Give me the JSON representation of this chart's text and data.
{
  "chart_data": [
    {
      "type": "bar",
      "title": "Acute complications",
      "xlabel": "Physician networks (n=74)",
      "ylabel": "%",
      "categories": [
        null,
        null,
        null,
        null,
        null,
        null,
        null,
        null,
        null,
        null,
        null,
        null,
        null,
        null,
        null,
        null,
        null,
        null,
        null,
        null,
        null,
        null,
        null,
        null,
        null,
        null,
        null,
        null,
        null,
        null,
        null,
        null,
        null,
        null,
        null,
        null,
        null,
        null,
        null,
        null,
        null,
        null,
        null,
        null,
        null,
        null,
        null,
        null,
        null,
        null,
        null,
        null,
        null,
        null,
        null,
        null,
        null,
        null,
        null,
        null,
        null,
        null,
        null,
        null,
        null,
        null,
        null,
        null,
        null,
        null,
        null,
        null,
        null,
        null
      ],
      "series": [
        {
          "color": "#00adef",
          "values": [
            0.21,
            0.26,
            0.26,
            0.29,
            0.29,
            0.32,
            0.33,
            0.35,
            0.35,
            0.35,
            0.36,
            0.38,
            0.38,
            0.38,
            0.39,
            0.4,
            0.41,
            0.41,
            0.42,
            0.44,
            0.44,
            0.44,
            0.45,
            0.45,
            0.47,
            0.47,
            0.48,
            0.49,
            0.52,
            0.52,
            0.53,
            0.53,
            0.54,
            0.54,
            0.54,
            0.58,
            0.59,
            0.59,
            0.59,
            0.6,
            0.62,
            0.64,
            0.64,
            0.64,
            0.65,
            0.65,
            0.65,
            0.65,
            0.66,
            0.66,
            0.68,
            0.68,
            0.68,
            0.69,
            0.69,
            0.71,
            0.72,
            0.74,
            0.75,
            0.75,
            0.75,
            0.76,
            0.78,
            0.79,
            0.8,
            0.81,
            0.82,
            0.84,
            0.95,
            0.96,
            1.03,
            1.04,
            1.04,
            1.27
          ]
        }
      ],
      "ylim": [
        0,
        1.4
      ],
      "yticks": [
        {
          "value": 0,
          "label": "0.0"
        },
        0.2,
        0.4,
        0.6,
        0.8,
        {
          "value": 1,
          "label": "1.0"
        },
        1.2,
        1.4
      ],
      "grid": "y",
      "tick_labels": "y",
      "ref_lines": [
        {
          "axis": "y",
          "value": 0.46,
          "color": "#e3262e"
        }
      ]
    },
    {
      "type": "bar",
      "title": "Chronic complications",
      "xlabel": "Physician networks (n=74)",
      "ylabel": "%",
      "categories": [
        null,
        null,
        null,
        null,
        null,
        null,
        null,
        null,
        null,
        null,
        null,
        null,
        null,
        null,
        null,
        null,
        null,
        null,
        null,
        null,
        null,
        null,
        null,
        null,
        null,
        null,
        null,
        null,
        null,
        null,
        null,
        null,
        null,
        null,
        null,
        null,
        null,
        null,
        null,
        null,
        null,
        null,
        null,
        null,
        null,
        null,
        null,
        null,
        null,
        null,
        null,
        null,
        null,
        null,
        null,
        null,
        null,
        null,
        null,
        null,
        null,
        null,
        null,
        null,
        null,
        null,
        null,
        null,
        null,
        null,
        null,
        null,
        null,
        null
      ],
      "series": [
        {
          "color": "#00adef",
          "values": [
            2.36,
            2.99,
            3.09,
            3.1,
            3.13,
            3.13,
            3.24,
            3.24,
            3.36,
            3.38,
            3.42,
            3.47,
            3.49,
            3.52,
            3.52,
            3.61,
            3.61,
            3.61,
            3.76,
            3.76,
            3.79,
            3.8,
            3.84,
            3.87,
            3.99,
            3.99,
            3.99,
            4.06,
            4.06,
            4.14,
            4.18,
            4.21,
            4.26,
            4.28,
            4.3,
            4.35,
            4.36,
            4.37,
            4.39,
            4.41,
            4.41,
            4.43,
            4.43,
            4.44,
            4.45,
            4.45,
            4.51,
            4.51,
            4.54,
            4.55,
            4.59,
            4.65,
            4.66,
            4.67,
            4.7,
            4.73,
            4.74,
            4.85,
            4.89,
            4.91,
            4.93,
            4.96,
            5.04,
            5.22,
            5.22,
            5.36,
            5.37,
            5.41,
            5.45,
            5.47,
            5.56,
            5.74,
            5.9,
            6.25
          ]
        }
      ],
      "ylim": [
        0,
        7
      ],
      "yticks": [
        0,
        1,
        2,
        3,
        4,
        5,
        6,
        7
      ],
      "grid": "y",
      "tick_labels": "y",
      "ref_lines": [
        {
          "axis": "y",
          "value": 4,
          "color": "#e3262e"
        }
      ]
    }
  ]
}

****************

- **What you need to do**:
Among the lines of the material, find those that hold the word "title" and copy them.

- **The output**:
      "title": "Acute complications",
      "title": "Chronic complications",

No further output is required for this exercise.